» TASK DESCRIPTION:
Count the lines below that hold the word "hebben" and say how many, with no other text.

╭──

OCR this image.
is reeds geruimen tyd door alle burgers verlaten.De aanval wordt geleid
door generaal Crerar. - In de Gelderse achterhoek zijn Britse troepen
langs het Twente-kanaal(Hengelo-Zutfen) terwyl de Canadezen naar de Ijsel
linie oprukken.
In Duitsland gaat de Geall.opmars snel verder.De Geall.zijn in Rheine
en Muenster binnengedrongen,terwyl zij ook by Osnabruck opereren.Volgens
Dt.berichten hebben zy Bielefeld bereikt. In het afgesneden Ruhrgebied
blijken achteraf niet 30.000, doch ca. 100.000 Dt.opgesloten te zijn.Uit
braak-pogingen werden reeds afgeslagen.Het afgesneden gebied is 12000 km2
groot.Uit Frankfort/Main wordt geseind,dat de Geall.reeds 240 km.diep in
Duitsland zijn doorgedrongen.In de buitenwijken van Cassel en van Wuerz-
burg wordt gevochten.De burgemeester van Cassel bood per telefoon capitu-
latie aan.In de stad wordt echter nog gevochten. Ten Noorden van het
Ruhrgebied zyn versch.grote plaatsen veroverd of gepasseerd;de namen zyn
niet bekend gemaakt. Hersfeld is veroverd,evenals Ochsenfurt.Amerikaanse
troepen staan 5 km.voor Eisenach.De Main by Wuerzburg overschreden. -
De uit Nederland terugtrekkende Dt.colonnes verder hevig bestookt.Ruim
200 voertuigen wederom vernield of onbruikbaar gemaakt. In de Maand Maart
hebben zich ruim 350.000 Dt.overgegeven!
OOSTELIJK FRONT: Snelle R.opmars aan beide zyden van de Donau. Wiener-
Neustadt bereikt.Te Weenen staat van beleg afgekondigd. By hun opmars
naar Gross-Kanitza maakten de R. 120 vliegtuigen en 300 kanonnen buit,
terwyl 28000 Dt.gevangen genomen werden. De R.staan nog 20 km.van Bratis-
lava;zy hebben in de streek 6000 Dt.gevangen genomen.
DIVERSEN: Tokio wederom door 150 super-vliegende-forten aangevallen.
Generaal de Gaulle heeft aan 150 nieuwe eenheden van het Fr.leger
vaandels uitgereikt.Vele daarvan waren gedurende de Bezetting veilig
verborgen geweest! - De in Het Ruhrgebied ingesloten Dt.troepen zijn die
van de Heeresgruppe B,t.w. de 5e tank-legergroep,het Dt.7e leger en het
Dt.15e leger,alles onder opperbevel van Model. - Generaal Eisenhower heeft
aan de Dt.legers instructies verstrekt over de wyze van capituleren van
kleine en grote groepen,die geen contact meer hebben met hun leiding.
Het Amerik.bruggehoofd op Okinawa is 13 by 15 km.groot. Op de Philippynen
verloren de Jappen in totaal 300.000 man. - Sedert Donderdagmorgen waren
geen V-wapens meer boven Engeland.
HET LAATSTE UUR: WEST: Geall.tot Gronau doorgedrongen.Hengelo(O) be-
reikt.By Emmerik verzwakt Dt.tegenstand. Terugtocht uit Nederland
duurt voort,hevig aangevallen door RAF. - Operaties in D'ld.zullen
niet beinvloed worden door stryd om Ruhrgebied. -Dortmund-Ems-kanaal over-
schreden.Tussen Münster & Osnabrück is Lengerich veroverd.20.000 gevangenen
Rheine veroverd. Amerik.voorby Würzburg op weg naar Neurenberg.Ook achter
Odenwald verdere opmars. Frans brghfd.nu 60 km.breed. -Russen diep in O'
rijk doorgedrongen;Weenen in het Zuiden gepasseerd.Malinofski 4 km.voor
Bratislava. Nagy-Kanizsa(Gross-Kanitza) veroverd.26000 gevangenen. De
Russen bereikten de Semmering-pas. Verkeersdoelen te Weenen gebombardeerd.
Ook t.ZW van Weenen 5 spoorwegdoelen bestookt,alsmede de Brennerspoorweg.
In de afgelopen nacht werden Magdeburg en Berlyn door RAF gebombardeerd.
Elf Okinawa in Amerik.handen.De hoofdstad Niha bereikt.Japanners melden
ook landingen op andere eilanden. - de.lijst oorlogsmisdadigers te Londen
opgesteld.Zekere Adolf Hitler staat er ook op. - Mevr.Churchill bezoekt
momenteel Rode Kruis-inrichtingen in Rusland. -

╰──
╭──

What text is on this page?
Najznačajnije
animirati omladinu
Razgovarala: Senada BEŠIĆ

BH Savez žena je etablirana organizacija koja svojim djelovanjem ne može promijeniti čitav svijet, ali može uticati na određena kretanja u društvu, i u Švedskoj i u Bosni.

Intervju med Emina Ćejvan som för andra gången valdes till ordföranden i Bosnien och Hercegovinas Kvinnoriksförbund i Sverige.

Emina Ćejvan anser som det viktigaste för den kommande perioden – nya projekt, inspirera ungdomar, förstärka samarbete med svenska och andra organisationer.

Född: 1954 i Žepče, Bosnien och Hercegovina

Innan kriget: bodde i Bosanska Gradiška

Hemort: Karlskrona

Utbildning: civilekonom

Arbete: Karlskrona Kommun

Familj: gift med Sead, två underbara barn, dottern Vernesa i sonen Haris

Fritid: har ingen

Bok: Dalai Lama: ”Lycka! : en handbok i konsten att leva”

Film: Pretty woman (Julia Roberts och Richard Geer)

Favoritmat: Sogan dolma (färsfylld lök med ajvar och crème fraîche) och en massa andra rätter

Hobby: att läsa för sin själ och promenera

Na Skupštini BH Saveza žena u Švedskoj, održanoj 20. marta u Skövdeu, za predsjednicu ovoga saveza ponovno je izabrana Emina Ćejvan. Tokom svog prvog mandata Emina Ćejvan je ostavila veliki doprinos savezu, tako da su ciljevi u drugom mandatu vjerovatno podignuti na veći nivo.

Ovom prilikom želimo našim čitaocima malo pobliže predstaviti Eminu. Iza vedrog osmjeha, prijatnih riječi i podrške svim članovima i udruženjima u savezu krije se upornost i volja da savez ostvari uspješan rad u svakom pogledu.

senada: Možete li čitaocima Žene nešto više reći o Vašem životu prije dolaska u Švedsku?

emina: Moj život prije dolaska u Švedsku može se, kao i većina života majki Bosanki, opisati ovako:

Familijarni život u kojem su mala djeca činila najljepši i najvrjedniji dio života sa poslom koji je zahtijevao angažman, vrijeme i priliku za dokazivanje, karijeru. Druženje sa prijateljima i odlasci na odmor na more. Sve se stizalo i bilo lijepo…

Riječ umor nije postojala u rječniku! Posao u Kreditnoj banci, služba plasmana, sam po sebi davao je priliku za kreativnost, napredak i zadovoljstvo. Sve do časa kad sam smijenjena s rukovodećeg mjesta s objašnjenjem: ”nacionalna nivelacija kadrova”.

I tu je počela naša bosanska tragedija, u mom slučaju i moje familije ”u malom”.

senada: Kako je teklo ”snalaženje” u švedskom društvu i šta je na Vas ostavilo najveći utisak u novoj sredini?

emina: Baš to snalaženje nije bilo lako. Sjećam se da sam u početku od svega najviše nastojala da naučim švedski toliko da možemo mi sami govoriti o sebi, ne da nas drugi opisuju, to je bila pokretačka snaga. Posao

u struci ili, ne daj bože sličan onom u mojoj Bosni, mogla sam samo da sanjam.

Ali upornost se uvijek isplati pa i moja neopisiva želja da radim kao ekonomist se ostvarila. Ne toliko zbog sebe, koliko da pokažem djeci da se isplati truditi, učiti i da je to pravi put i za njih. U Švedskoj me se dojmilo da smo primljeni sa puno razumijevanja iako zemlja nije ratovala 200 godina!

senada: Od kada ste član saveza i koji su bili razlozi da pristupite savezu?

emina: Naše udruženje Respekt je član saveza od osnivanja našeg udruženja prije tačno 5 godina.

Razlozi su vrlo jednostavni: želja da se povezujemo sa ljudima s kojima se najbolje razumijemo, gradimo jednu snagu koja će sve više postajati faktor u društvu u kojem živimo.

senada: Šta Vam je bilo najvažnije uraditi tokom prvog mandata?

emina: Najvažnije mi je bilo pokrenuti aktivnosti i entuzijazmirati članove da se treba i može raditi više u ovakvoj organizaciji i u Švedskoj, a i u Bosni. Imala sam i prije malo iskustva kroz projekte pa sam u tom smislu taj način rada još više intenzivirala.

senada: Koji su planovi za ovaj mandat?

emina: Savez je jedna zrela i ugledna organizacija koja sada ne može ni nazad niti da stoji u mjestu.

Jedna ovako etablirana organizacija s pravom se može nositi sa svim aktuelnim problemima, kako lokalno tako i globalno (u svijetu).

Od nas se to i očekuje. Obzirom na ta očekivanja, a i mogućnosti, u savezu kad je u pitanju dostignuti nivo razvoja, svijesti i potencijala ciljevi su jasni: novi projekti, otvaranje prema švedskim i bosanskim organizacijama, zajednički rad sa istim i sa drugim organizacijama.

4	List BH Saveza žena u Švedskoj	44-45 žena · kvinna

╰──

» EXERCISE ANSWER:
4